§ Page text:
☆ ☆ ☆ ☆ ☆ ☆ ☆
One of these quarterbacks will join that short list, and the other will join the longer list of great seasons to end up just short. Matt Ryan put up an obscene 9.3 yards per attempt over the entire season, and has pretty much matched that in the playoffs, while throwing 38 touchdowns. Tom Brady has put up his 2nd-most efficient season (behind 2007), throwing only 2 interceptions to 28 touchdowns after missing the first four games due to the league suspension. Had he not missed those games, Brady would have been right in line with Ryan as well.

Ryan doesn’t have the reputation, but what he does going forward will likely impact our perception looking back. Tom Brady’s first huge statistical season was 2007, when he won his first MVP award and first all-pro selection. He was just one year younger than Ryan is now. Both had 3 pro bowl selections before their monster years.
☆ ☆ ☆ ☆ ☆ ☆ ☆
§ Collected material:
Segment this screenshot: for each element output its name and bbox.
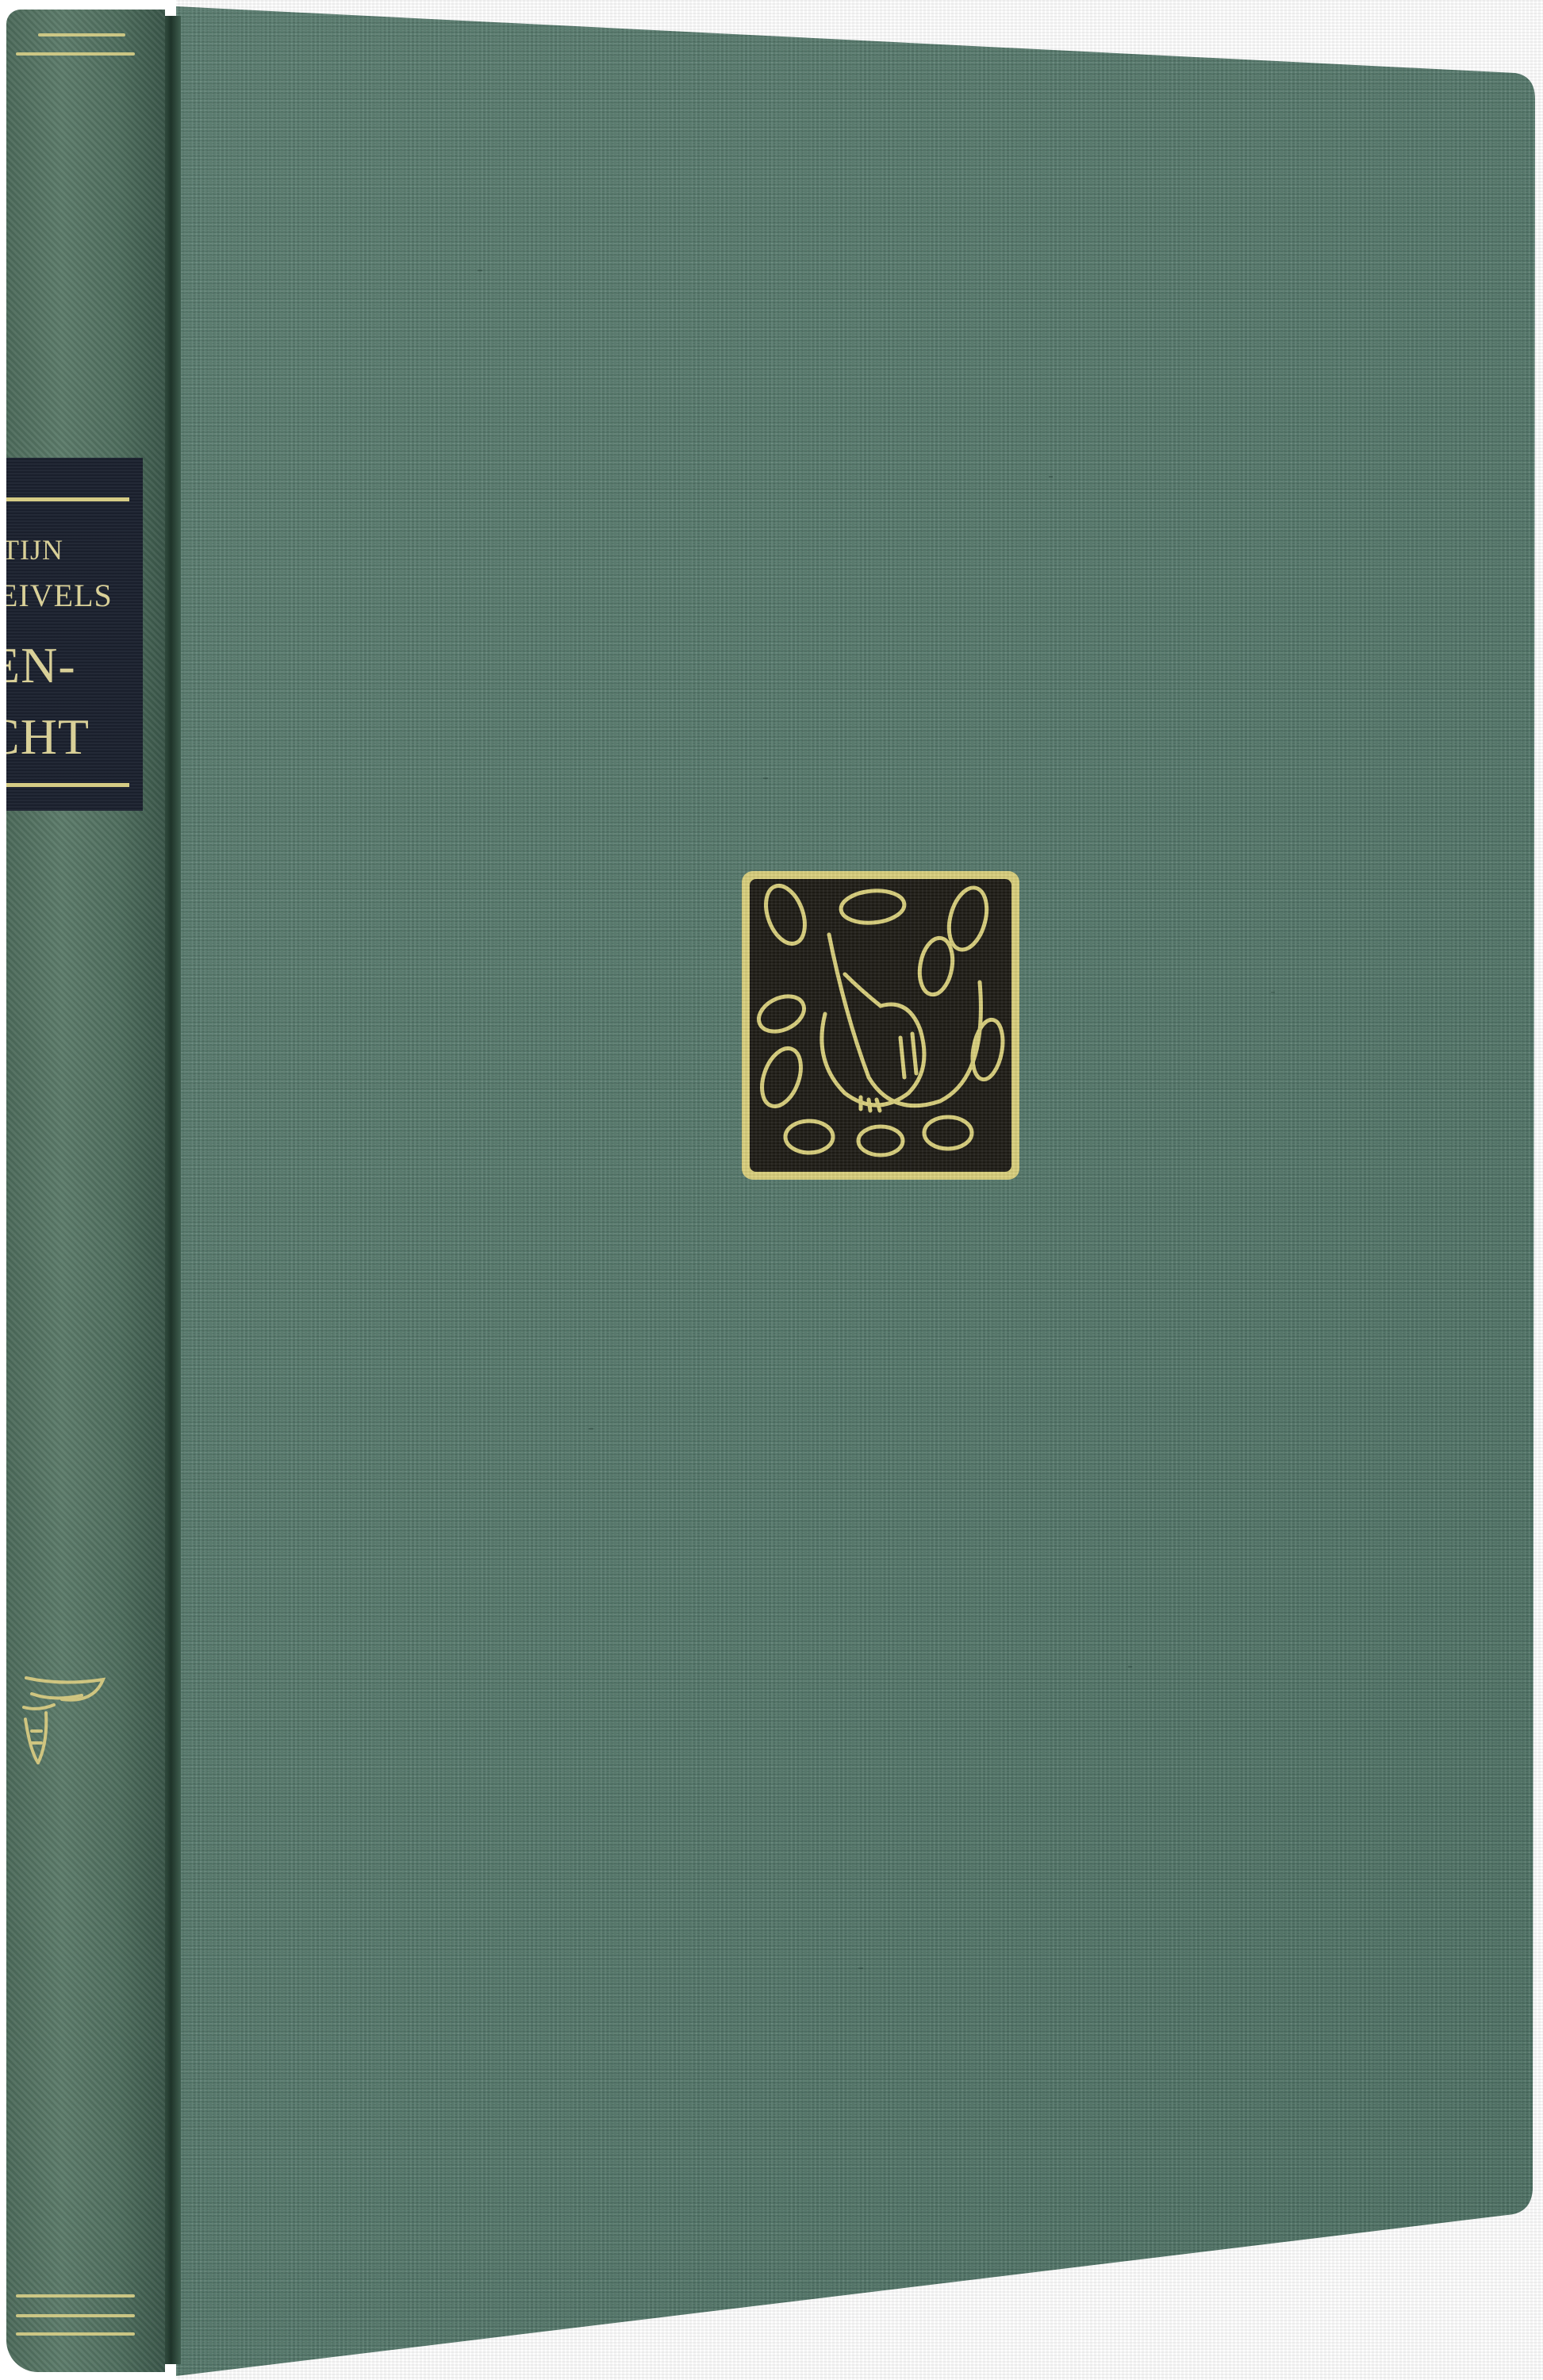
☆ ☆ ☆ ☆ ☆ ☆ ☆
§ Jobs:
A - According to the quarterback passage, how many touchdowns and interceptions did Tom Brady throw this season?
B - Pick up the passage comparing Matt Ryan and Tom Brady after its final sentence and carry it forward.

§ Answers per task:
A - Brady threw 28 touchdowns and only 2 interceptions.

B -
Brady, meanwhile, has happened to lose the two Super Bowls when he had his best regular season numbers. This year, he will try to reverse that.

This marks the fifth meeting in the post-merger Super Bowl era between the two quarterbacks selected first and second team all-pro by the Associated Press, joining Manning-Brees (2009), Kelly-Rypien (1991), Marino-Montana (1984), and Anderson-Montana (1981). In all of those prior matchups, the player that was selected first team all-pro ended up losing the Super Bowl.